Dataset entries

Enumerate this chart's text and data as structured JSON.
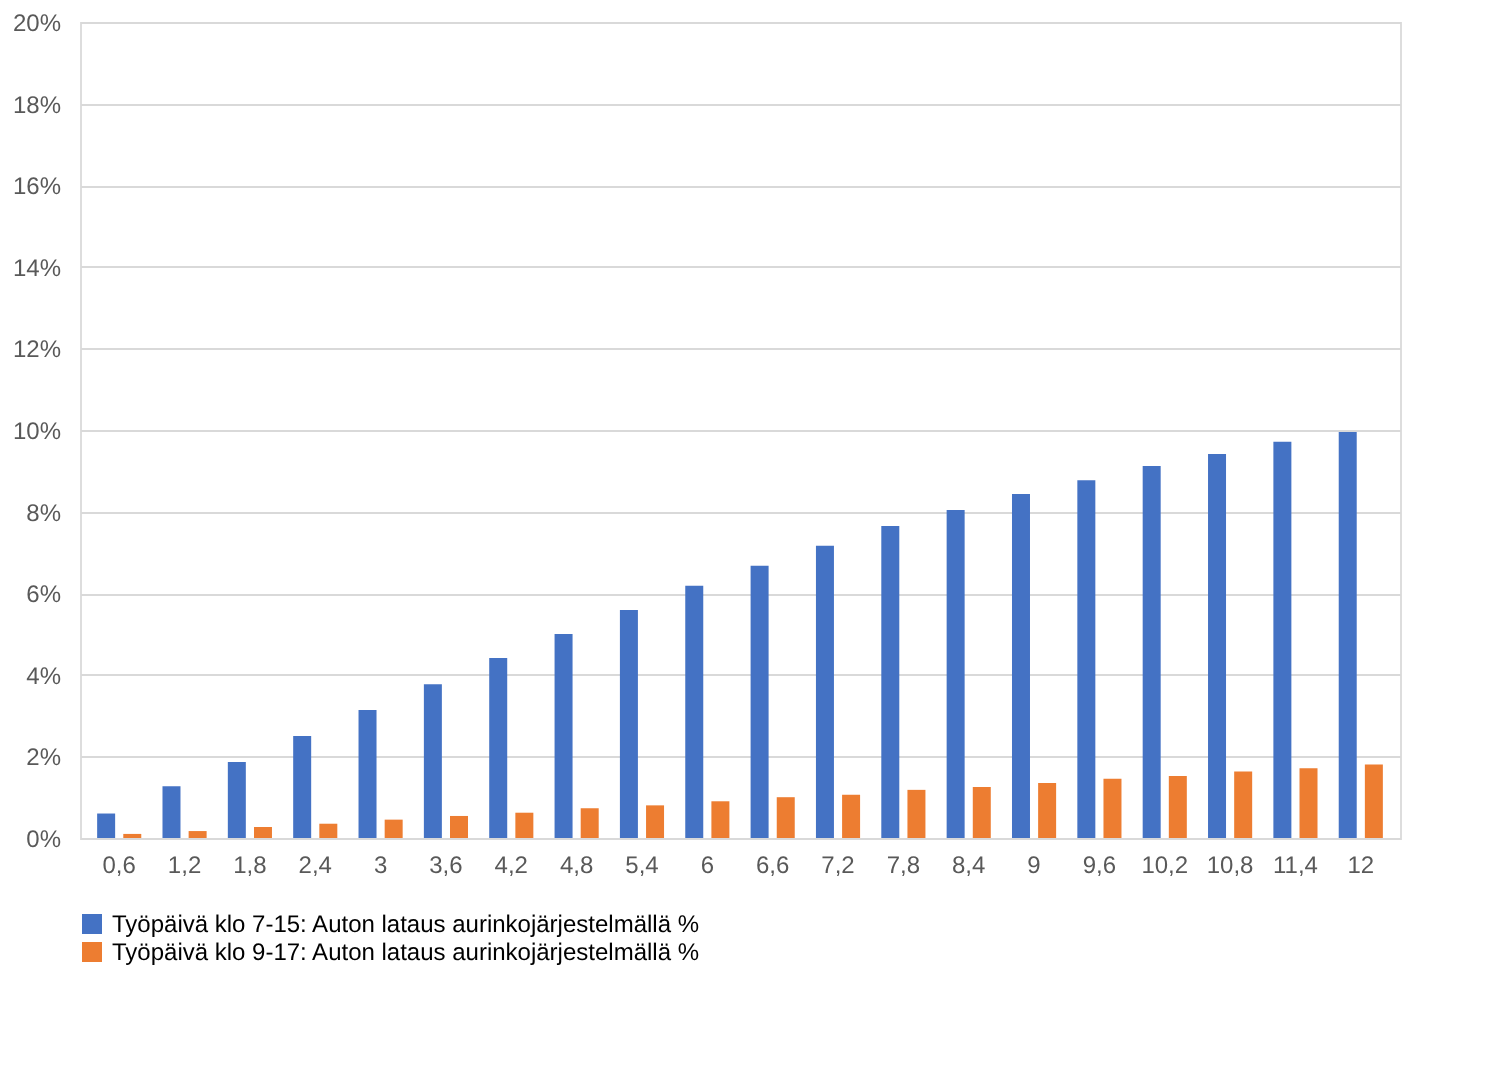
{
  "chart_data": {
    "type": "bar",
    "categories": [
      "0,6",
      "1,2",
      "1,8",
      "2,4",
      "3",
      "3,6",
      "4,2",
      "4,8",
      "5,4",
      "6",
      "6,6",
      "7,2",
      "7,8",
      "8,4",
      "9",
      "9,6",
      "10,2",
      "10,8",
      "11,4",
      "12"
    ],
    "series": [
      {
        "name": "Työpäivä klo 7-15: Auton lataus aurinkojärjestelmällä %",
        "color": "#4472c4",
        "values": [
          0.6,
          1.27,
          1.86,
          2.5,
          3.14,
          3.77,
          4.41,
          5.0,
          5.59,
          6.18,
          6.67,
          7.16,
          7.65,
          8.04,
          8.43,
          8.77,
          9.12,
          9.41,
          9.71,
          9.95
        ]
      },
      {
        "name": "Työpäivä klo 9-17: Auton lataus aurinkojärjestelmällä %",
        "color": "#ed7d31",
        "values": [
          0.1,
          0.17,
          0.27,
          0.35,
          0.45,
          0.54,
          0.62,
          0.73,
          0.8,
          0.9,
          1.0,
          1.06,
          1.18,
          1.25,
          1.35,
          1.45,
          1.52,
          1.63,
          1.71,
          1.8
        ]
      }
    ],
    "ylim": [
      0,
      20
    ],
    "yticks": [
      {
        "value": 0,
        "label": "0%"
      },
      {
        "value": 2,
        "label": "2%"
      },
      {
        "value": 4,
        "label": "4%"
      },
      {
        "value": 6,
        "label": "6%"
      },
      {
        "value": 8,
        "label": "8%"
      },
      {
        "value": 10,
        "label": "10%"
      },
      {
        "value": 12,
        "label": "12%"
      },
      {
        "value": 14,
        "label": "14%"
      },
      {
        "value": 16,
        "label": "16%"
      },
      {
        "value": 18,
        "label": "18%"
      },
      {
        "value": 20,
        "label": "20%"
      }
    ],
    "grid": "y",
    "legend": "bottom"
  }
}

◆ Objective ◆
From the material, report only how many lines include the word "label".

◆ Output below ◆
11